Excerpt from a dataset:
BEGIN

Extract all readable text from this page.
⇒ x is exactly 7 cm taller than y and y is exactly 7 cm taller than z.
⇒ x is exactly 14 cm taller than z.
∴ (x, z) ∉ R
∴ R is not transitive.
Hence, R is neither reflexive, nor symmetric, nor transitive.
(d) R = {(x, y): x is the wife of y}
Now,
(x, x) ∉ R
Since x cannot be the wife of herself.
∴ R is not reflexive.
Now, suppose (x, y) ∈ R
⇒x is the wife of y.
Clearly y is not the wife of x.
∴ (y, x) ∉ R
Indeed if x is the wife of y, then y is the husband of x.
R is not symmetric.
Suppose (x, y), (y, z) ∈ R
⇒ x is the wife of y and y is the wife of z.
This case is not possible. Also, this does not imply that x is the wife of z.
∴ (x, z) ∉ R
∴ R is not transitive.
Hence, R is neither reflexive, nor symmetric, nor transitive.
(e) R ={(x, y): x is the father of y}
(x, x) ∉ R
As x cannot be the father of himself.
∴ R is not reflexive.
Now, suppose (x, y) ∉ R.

END

[EXERCISE BRIEF]
Which lines contain the word "than"? Return each of them.

[EXERCISE RESULT]
⇒ x is exactly 7 cm taller than y and y is exactly 7 cm taller than z.
⇒ x is exactly 14 cm taller than z.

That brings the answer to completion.